- _Required task_
Pick out every line of the entries below where "октября" occurs, and copy those lines.

##### Records for this task #####

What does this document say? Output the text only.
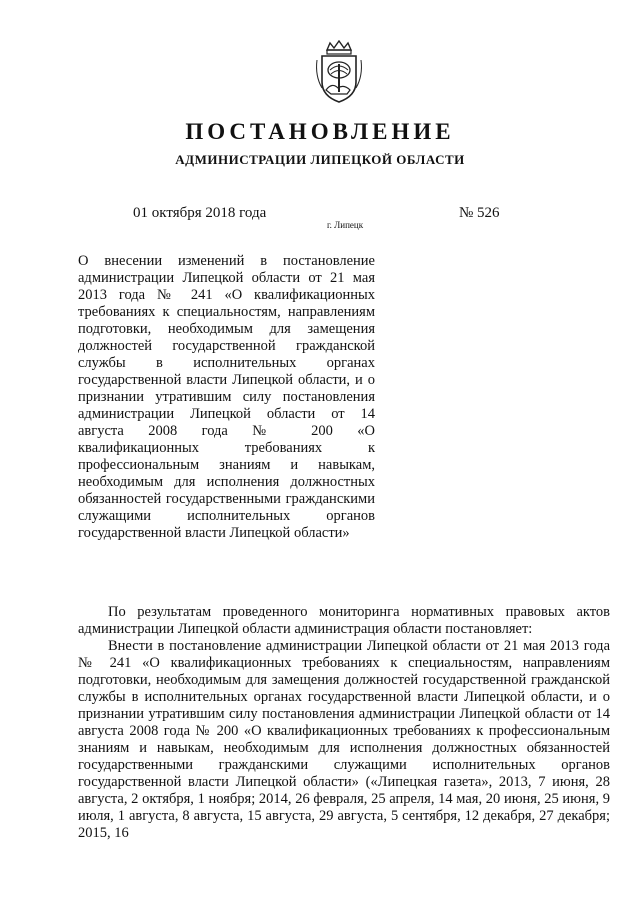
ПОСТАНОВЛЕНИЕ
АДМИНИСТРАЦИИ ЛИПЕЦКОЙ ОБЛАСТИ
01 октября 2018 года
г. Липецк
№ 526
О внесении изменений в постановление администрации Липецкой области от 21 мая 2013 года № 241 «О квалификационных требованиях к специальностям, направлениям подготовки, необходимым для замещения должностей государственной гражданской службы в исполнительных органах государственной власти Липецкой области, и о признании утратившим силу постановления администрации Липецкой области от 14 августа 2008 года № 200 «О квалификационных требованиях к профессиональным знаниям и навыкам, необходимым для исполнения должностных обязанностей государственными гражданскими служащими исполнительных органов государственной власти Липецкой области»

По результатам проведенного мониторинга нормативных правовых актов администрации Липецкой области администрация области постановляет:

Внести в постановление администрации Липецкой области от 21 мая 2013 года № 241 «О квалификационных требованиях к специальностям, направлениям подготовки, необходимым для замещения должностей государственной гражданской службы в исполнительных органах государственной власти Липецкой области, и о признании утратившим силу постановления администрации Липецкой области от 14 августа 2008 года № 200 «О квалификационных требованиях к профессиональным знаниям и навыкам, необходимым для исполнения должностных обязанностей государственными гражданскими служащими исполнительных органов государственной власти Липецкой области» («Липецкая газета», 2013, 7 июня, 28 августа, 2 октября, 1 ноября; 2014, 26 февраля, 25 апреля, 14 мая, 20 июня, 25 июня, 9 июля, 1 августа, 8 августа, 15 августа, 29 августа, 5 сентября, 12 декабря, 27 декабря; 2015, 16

#####

- _Correct output_
01 октября 2018 года
Внести в постановление администрации Липецкой области от 21 мая 2013 года № 241 «О квалификационных требованиях к специальностям, направлениям подготовки, необходимым для замещения должностей государственной гражданской службы в исполнительных органах государственной власти Липецкой области, и о признании утратившим силу постановления администрации Липецкой области от 14 августа 2008 года № 200 «О квалификационных требованиях к профессиональным знаниям и навыкам, необходимым для исполнения должностных обязанностей государственными гражданскими служащими исполнительных органов государственной власти Липецкой области» («Липецкая газета», 2013, 7 июня, 28 августа, 2 октября, 1 ноября; 2014, 26 февраля, 25 апреля, 14 мая, 20 июня, 25 июня, 9 июля, 1 августа, 8 августа, 15 августа, 29 августа, 5 сентября, 12 декабря, 27 декабря; 2015, 16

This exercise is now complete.